Source extract
══════════════════════════════

Inefficient loss calculation in cached losses

Question

Inefficient loss calculation in cached losses

Marcel256 opened this issue 24 days ago · 2 comments

Hello, during my tests I discovered a problem with my PR to enable the combination of the Matryoshka loss and the cached losses (#3068 ). I moved the loss.backward() call out of the minibatch loop. Therefore, the function produces one big computation graph containing the loss calculation of all mini batches, which defeats the purpose of doing this computation in mini-batches. This drastically increases the memory consumption and can easily lead to out of memory errors. I am already working on a fix for this issue.

I am sorry for any inconvenience this will cause.

Answer 1 · 2024-12-02T14:04:46.000Z

Well spotted, thank you @Marcel256. I didn't see this when I was reviewing, I thought the removed section in calculate_loss_and_cache_gradients was identical to the section in calculate_loss. Perhaps we can add a parameter to calculate_loss whether the backward should be called in minibatch or not, although I'll gladly await your fix.

══════════════════════════════

Written tasks
- 1) Using the cached-loss issue, decide whether each statement agrees with it: (a) the problem came from moving loss.backward() out of the minibatch loop; (b) the person answering noticed the problem during review; (c) the issue's author has already finished a fix. Give yes or no for each, along with the deciding words quoted from the issue.
- 2) Please echo the rows below, starting with the first row and going on through the row that contains "Bar bbox=[141, 195, 196, 212]".

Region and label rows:
══════════════════════════════

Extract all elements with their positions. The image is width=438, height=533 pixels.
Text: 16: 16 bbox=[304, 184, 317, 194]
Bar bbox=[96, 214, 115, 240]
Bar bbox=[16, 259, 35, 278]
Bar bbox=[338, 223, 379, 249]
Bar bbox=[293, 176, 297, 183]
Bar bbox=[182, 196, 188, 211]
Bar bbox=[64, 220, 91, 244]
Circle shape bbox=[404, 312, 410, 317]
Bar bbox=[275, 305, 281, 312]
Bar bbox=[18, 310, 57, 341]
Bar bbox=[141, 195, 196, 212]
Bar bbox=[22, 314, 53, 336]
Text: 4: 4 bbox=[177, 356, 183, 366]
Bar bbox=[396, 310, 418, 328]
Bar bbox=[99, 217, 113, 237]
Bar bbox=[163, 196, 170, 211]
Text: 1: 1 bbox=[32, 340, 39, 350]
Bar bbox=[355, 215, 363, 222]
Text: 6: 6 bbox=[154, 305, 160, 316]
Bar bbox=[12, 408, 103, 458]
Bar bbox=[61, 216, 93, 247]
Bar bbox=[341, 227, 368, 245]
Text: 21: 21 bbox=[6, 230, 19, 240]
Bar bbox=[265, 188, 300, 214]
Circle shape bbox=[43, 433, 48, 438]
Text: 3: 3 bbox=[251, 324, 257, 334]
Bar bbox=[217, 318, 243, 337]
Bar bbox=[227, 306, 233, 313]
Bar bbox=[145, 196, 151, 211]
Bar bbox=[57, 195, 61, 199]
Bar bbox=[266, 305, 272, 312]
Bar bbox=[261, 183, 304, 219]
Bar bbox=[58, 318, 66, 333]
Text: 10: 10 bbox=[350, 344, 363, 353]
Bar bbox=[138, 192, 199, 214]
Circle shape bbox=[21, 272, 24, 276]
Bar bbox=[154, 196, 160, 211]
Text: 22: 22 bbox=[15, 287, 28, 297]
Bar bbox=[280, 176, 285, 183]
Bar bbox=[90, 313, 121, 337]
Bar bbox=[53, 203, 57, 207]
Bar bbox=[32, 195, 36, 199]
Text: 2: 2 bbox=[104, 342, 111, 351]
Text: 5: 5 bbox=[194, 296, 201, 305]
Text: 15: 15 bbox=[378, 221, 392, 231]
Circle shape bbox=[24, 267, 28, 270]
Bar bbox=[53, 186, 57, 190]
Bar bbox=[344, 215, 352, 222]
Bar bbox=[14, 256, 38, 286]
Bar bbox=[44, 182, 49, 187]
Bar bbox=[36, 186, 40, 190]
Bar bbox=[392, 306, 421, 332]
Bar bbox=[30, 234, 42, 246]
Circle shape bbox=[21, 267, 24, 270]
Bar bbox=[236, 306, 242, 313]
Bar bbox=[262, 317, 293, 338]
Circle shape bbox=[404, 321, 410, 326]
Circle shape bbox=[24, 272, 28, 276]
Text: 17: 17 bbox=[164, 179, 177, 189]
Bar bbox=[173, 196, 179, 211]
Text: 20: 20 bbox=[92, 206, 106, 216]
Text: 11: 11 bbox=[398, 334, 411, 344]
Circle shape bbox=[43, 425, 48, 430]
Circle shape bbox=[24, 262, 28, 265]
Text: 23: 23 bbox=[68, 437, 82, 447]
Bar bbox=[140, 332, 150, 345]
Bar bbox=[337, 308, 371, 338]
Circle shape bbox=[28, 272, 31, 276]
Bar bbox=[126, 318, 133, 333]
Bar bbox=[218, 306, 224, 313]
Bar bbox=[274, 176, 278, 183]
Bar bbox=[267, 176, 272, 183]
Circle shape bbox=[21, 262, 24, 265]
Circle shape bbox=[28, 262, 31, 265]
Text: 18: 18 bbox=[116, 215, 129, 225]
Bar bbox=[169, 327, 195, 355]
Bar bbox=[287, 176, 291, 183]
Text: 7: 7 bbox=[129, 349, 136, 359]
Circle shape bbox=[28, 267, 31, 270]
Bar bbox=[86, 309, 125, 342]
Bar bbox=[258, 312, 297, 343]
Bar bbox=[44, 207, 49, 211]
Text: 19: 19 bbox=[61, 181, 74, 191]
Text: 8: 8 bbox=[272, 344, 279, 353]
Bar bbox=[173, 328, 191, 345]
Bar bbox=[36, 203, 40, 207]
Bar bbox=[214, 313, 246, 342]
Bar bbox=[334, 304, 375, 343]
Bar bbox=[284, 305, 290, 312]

══════════════════════════════

Answers per task
- 1)
(a) Yes: "I moved the loss.backward() call out of the minibatch loop."
(b) No: "I didn't see this when I was reviewing"
(c) No: "I am already working on a fix for this issue."

- 2)
Extract all elements with their positions. The image is width=438, height=533 pixels.
Text: 16: 16 bbox=[304, 184, 317, 194]
Bar bbox=[96, 214, 115, 240]
Bar bbox=[16, 259, 35, 278]
Bar bbox=[338, 223, 379, 249]
Bar bbox=[293, 176, 297, 183]
Bar bbox=[182, 196, 188, 211]
Bar bbox=[64, 220, 91, 244]
Circle shape bbox=[404, 312, 410, 317]
Bar bbox=[275, 305, 281, 312]
Bar bbox=[18, 310, 57, 341]
Bar bbox=[141, 195, 196, 212]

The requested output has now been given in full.